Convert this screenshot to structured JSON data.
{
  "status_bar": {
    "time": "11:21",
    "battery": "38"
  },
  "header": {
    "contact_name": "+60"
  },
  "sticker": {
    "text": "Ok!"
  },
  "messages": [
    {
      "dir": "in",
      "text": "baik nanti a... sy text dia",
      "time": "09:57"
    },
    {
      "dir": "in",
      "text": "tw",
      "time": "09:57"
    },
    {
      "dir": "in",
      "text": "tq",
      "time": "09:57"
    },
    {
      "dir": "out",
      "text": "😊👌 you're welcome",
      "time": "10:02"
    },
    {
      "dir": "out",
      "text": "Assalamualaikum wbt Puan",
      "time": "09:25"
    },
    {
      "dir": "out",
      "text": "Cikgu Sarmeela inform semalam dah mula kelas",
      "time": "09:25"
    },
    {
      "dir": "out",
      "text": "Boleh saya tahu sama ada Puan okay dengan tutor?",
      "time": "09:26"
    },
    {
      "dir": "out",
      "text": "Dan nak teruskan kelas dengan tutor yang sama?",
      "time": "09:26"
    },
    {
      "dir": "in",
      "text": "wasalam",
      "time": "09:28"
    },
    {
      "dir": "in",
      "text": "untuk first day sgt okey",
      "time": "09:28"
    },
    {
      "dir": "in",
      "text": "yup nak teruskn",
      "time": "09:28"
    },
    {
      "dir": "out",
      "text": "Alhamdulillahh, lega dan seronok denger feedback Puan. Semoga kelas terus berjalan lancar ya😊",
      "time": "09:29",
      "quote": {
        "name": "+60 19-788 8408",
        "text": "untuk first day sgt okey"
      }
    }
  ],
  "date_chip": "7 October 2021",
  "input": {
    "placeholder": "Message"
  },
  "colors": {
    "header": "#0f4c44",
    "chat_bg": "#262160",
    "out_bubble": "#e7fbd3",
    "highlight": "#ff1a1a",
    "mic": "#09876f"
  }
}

Problem statement :: Retype every record above exactly as written.

The output ::
Convert this screenshot to structured JSON data.
{
  "status_bar": {
    "time": "11:21",
    "battery": "38"
  },
  "header": {
    "contact_name": "+60"
  },
  "sticker": {
    "text": "Ok!"
  },
  "messages": [
    {
      "dir": "in",
      "text": "baik nanti a... sy text dia",
      "time": "09:57"
    },
    {
      "dir": "in",
      "text": "tw",
      "time": "09:57"
    },
    {
      "dir": "in",
      "text": "tq",
      "time": "09:57"
    },
    {
      "dir": "out",
      "text": "😊👌 you're welcome",
      "time": "10:02"
    },
    {
      "dir": "out",
      "text": "Assalamualaikum wbt Puan",
      "time": "09:25"
    },
    {
      "dir": "out",
      "text": "Cikgu Sarmeela inform semalam dah mula kelas",
      "time": "09:25"
    },
    {
      "dir": "out",
      "text": "Boleh saya tahu sama ada Puan okay dengan tutor?",
      "time": "09:26"
    },
    {
      "dir": "out",
      "text": "Dan nak teruskan kelas dengan tutor yang sama?",
      "time": "09:26"
    },
    {
      "dir": "in",
      "text": "wasalam",
      "time": "09:28"
    },
    {
      "dir": "in",
      "text": "untuk first day sgt okey",
      "time": "09:28"
    },
    {
      "dir": "in",
      "text": "yup nak teruskn",
      "time": "09:28"
    },
    {
      "dir": "out",
      "text": "Alhamdulillahh, lega dan seronok denger feedback Puan. Semoga kelas terus berjalan lancar ya😊",
      "time": "09:29",
      "quote": {
        "name": "+60 19-788 8408",
        "text": "untuk first day sgt okey"
      }
    }
  ],
  "date_chip": "7 October 2021",
  "input": {
    "placeholder": "Message"
  },
  "colors": {
    "header": "#0f4c44",
    "chat_bg": "#262160",
    "out_bubble": "#e7fbd3",
    "highlight": "#ff1a1a",
    "mic": "#09876f"
  }
}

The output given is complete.